EXERCISE PROMPT — Output each entry exactly; skip nothing.

RAW DATA —
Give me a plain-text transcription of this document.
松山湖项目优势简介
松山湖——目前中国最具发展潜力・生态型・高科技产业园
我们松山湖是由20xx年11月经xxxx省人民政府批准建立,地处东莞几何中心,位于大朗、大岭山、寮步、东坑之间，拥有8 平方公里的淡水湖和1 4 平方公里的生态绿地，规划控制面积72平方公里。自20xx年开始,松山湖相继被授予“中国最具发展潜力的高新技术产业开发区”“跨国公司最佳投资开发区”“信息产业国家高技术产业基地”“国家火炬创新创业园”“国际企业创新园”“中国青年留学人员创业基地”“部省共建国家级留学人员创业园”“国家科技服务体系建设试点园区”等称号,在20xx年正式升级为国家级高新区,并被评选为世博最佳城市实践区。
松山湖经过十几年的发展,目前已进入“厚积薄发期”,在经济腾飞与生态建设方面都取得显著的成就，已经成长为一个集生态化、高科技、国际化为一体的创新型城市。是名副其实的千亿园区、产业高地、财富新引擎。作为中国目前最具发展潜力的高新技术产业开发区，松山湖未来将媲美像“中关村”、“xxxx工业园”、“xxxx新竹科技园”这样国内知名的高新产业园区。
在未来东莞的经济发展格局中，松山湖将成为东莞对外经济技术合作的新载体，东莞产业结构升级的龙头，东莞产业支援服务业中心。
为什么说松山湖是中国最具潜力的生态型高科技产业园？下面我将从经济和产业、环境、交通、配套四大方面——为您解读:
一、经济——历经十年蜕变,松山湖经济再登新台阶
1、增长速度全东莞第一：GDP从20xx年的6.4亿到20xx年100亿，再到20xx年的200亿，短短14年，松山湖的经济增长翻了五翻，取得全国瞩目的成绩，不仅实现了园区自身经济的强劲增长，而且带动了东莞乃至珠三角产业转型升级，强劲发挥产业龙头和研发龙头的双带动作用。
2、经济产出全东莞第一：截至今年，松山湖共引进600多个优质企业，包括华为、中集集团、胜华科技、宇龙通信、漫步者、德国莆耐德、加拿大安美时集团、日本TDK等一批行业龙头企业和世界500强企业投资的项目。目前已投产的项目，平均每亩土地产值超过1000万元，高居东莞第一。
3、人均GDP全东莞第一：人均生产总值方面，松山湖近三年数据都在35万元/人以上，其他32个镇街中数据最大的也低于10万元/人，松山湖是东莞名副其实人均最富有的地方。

RESPONSE BELOW —
Give me a plain-text transcription of this document.
松山湖项目优势简介
松山湖——目前中国最具发展潜力・生态型・高科技产业园
我们松山湖是由20xx年11月经xxxx省人民政府批准建立,地处东莞几何中心,位于大朗、大岭山、寮步、东坑之间，拥有8 平方公里的淡水湖和1 4 平方公里的生态绿地，规划控制面积72平方公里。自20xx年开始,松山湖相继被授予“中国最具发展潜力的高新技术产业开发区”“跨国公司最佳投资开发区”“信息产业国家高技术产业基地”“国家火炬创新创业园”“国际企业创新园”“中国青年留学人员创业基地”“部省共建国家级留学人员创业园”“国家科技服务体系建设试点园区”等称号,在20xx年正式升级为国家级高新区,并被评选为世博最佳城市实践区。
松山湖经过十几年的发展,目前已进入“厚积薄发期”,在经济腾飞与生态建设方面都取得显著的成就，已经成长为一个集生态化、高科技、国际化为一体的创新型城市。是名副其实的千亿园区、产业高地、财富新引擎。作为中国目前最具发展潜力的高新技术产业开发区，松山湖未来将媲美像“中关村”、“xxxx工业园”、“xxxx新竹科技园”这样国内知名的高新产业园区。
在未来东莞的经济发展格局中，松山湖将成为东莞对外经济技术合作的新载体，东莞产业结构升级的龙头，东莞产业支援服务业中心。
为什么说松山湖是中国最具潜力的生态型高科技产业园？下面我将从经济和产业、环境、交通、配套四大方面——为您解读:
一、经济——历经十年蜕变,松山湖经济再登新台阶
1、增长速度全东莞第一：GDP从20xx年的6.4亿到20xx年100亿，再到20xx年的200亿，短短14年，松山湖的经济增长翻了五翻，取得全国瞩目的成绩，不仅实现了园区自身经济的强劲增长，而且带动了东莞乃至珠三角产业转型升级，强劲发挥产业龙头和研发龙头的双带动作用。
2、经济产出全东莞第一：截至今年，松山湖共引进600多个优质企业，包括华为、中集集团、胜华科技、宇龙通信、漫步者、德国莆耐德、加拿大安美时集团、日本TDK等一批行业龙头企业和世界500强企业投资的项目。目前已投产的项目，平均每亩土地产值超过1000万元，高居东莞第一。
3、人均GDP全东莞第一：人均生产总值方面，松山湖近三年数据都在35万元/人以上，其他32个镇街中数据最大的也低于10万元/人，松山湖是东莞名副其实人均最富有的地方。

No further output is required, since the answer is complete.